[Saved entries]
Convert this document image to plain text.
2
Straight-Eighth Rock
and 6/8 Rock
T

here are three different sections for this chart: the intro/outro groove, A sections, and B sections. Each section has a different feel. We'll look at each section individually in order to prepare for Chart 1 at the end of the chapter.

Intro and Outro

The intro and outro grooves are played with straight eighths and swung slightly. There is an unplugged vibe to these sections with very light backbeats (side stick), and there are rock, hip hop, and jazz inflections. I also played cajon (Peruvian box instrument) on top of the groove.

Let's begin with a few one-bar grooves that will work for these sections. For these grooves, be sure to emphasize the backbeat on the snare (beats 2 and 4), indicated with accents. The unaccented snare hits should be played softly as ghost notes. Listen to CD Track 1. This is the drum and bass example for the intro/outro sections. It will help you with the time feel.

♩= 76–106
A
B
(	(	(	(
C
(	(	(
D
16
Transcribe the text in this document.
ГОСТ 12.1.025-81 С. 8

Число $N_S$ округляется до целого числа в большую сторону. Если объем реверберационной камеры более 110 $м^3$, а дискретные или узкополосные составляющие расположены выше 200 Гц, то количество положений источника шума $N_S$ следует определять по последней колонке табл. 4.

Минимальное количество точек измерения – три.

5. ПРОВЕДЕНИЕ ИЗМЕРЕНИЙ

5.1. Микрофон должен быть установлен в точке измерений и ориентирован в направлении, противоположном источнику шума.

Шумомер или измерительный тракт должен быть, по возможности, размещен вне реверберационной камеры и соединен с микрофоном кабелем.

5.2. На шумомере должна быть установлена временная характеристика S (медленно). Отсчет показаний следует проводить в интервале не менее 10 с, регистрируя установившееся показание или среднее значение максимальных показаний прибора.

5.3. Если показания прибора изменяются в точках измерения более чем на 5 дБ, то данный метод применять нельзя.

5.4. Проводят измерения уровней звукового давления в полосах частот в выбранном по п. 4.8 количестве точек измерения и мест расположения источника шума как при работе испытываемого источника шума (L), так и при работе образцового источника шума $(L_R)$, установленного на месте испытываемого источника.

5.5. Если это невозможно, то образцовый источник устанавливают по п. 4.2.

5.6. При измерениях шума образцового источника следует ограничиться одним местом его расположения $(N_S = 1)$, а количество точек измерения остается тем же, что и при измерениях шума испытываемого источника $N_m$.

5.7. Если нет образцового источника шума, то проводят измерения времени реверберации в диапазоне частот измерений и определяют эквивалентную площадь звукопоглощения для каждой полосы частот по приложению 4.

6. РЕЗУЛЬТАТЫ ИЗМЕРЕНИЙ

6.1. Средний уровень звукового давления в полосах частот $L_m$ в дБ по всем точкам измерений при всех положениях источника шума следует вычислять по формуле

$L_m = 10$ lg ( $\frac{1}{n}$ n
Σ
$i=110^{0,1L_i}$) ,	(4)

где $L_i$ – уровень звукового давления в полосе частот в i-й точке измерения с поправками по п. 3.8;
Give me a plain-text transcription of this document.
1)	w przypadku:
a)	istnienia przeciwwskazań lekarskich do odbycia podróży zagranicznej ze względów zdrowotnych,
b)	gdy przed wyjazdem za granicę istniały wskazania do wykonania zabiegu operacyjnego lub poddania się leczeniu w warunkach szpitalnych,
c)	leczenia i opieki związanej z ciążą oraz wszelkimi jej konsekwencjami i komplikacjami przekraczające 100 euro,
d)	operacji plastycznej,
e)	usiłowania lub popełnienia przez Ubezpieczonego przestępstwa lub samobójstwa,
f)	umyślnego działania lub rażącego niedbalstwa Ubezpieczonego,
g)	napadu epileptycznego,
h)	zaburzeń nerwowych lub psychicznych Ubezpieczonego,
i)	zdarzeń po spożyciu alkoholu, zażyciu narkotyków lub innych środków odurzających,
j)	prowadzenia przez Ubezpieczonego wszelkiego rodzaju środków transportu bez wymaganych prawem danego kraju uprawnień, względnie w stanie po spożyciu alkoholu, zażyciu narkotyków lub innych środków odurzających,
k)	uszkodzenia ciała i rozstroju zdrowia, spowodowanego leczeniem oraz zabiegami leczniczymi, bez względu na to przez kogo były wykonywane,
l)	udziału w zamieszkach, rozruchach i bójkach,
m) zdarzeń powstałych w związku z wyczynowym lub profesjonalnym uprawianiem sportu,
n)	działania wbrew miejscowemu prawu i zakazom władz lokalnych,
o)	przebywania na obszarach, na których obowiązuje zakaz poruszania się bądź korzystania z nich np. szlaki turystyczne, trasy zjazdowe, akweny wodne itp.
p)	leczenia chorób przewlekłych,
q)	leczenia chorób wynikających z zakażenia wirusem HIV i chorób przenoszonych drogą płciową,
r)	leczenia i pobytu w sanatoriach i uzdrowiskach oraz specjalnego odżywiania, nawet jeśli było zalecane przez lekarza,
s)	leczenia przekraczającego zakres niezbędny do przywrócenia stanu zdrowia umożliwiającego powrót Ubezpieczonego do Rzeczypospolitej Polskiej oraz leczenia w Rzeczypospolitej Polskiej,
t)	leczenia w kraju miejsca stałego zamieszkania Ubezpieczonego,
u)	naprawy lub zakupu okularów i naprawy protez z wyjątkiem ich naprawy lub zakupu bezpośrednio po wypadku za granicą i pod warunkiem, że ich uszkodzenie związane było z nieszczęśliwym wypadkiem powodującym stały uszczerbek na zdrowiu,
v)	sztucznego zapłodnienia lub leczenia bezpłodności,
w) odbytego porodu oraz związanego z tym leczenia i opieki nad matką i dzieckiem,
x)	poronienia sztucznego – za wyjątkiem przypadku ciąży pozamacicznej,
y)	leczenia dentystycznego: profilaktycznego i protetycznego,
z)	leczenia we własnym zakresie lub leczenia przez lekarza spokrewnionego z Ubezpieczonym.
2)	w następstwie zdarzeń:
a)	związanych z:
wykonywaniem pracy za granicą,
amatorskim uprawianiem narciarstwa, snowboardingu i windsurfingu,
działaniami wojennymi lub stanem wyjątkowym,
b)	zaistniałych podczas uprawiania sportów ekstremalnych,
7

→ **PROBLEM DETAILS**: Word for word, extract all the records.

→ **EXPECTED OUTPUT**:
Convert this document image to plain text.
2
Straight-Eighth Rock
and 6/8 Rock
T

here are three different sections for this chart: the intro/outro groove, A sections, and B sections. Each section has a different feel. We'll look at each section individually in order to prepare for Chart 1 at the end of the chapter.

Intro and Outro

The intro and outro grooves are played with straight eighths and swung slightly. There is an unplugged vibe to these sections with very light backbeats (side stick), and there are rock, hip hop, and jazz inflections. I also played cajon (Peruvian box instrument) on top of the groove.

Let's begin with a few one-bar grooves that will work for these sections. For these grooves, be sure to emphasize the backbeat on the snare (beats 2 and 4), indicated with accents. The unaccented snare hits should be played softly as ghost notes. Listen to CD Track 1. This is the drum and bass example for the intro/outro sections. It will help you with the time feel.

♩= 76–106
A
B
(	(	(	(
C
(	(	(
D
16
Transcribe the text in this document.
ГОСТ 12.1.025-81 С. 8

Число $N_S$ округляется до целого числа в большую сторону. Если объем реверберационной камеры более 110 $м^3$, а дискретные или узкополосные составляющие расположены выше 200 Гц, то количество положений источника шума $N_S$ следует определять по последней колонке табл. 4.

Минимальное количество точек измерения – три.

5. ПРОВЕДЕНИЕ ИЗМЕРЕНИЙ

5.1. Микрофон должен быть установлен в точке измерений и ориентирован в направлении, противоположном источнику шума.

Шумомер или измерительный тракт должен быть, по возможности, размещен вне реверберационной камеры и соединен с микрофоном кабелем.

5.2. На шумомере должна быть установлена временная характеристика S (медленно). Отсчет показаний следует проводить в интервале не менее 10 с, регистрируя установившееся показание или среднее значение максимальных показаний прибора.

5.3. Если показания прибора изменяются в точках измерения более чем на 5 дБ, то данный метод применять нельзя.

5.4. Проводят измерения уровней звукового давления в полосах частот в выбранном по п. 4.8 количестве точек измерения и мест расположения источника шума как при работе испытываемого источника шума (L), так и при работе образцового источника шума $(L_R)$, установленного на месте испытываемого источника.

5.5. Если это невозможно, то образцовый источник устанавливают по п. 4.2.

5.6. При измерениях шума образцового источника следует ограничиться одним местом его расположения $(N_S = 1)$, а количество точек измерения остается тем же, что и при измерениях шума испытываемого источника $N_m$.

5.7. Если нет образцового источника шума, то проводят измерения времени реверберации в диапазоне частот измерений и определяют эквивалентную площадь звукопоглощения для каждой полосы частот по приложению 4.

6. РЕЗУЛЬТАТЫ ИЗМЕРЕНИЙ

6.1. Средний уровень звукового давления в полосах частот $L_m$ в дБ по всем точкам измерений при всех положениях источника шума следует вычислять по формуле

$L_m = 10$ lg ( $\frac{1}{n}$ n
Σ
$i=110^{0,1L_i}$) ,	(4)

где $L_i$ – уровень звукового давления в полосе частот в i-й точке измерения с поправками по п. 3.8;
Give me a plain-text transcription of this document.
1)	w przypadku:
a)	istnienia przeciwwskazań lekarskich do odbycia podróży zagranicznej ze względów zdrowotnych,
b)	gdy przed wyjazdem za granicę istniały wskazania do wykonania zabiegu operacyjnego lub poddania się leczeniu w warunkach szpitalnych,
c)	leczenia i opieki związanej z ciążą oraz wszelkimi jej konsekwencjami i komplikacjami przekraczające 100 euro,
d)	operacji plastycznej,
e)	usiłowania lub popełnienia przez Ubezpieczonego przestępstwa lub samobójstwa,
f)	umyślnego działania lub rażącego niedbalstwa Ubezpieczonego,
g)	napadu epileptycznego,
h)	zaburzeń nerwowych lub psychicznych Ubezpieczonego,
i)	zdarzeń po spożyciu alkoholu, zażyciu narkotyków lub innych środków odurzających,
j)	prowadzenia przez Ubezpieczonego wszelkiego rodzaju środków transportu bez wymaganych prawem danego kraju uprawnień, względnie w stanie po spożyciu alkoholu, zażyciu narkotyków lub innych środków odurzających,
k)	uszkodzenia ciała i rozstroju zdrowia, spowodowanego leczeniem oraz zabiegami leczniczymi, bez względu na to przez kogo były wykonywane,
l)	udziału w zamieszkach, rozruchach i bójkach,
m) zdarzeń powstałych w związku z wyczynowym lub profesjonalnym uprawianiem sportu,
n)	działania wbrew miejscowemu prawu i zakazom władz lokalnych,
o)	przebywania na obszarach, na których obowiązuje zakaz poruszania się bądź korzystania z nich np. szlaki turystyczne, trasy zjazdowe, akweny wodne itp.
p)	leczenia chorób przewlekłych,
q)	leczenia chorób wynikających z zakażenia wirusem HIV i chorób przenoszonych drogą płciową,
r)	leczenia i pobytu w sanatoriach i uzdrowiskach oraz specjalnego odżywiania, nawet jeśli było zalecane przez lekarza,
s)	leczenia przekraczającego zakres niezbędny do przywrócenia stanu zdrowia umożliwiającego powrót Ubezpieczonego do Rzeczypospolitej Polskiej oraz leczenia w Rzeczypospolitej Polskiej,
t)	leczenia w kraju miejsca stałego zamieszkania Ubezpieczonego,
u)	naprawy lub zakupu okularów i naprawy protez z wyjątkiem ich naprawy lub zakupu bezpośrednio po wypadku za granicą i pod warunkiem, że ich uszkodzenie związane było z nieszczęśliwym wypadkiem powodującym stały uszczerbek na zdrowiu,
v)	sztucznego zapłodnienia lub leczenia bezpłodności,
w) odbytego porodu oraz związanego z tym leczenia i opieki nad matką i dzieckiem,
x)	poronienia sztucznego – za wyjątkiem przypadku ciąży pozamacicznej,
y)	leczenia dentystycznego: profilaktycznego i protetycznego,
z)	leczenia we własnym zakresie lub leczenia przez lekarza spokrewnionego z Ubezpieczonym.
2)	w następstwie zdarzeń:
a)	związanych z:
wykonywaniem pracy za granicą,
amatorskim uprawianiem narciarstwa, snowboardingu i windsurfingu,
działaniami wojennymi lub stanem wyjątkowym,
b)	zaistniałych podczas uprawiania sportów ekstremalnych,
7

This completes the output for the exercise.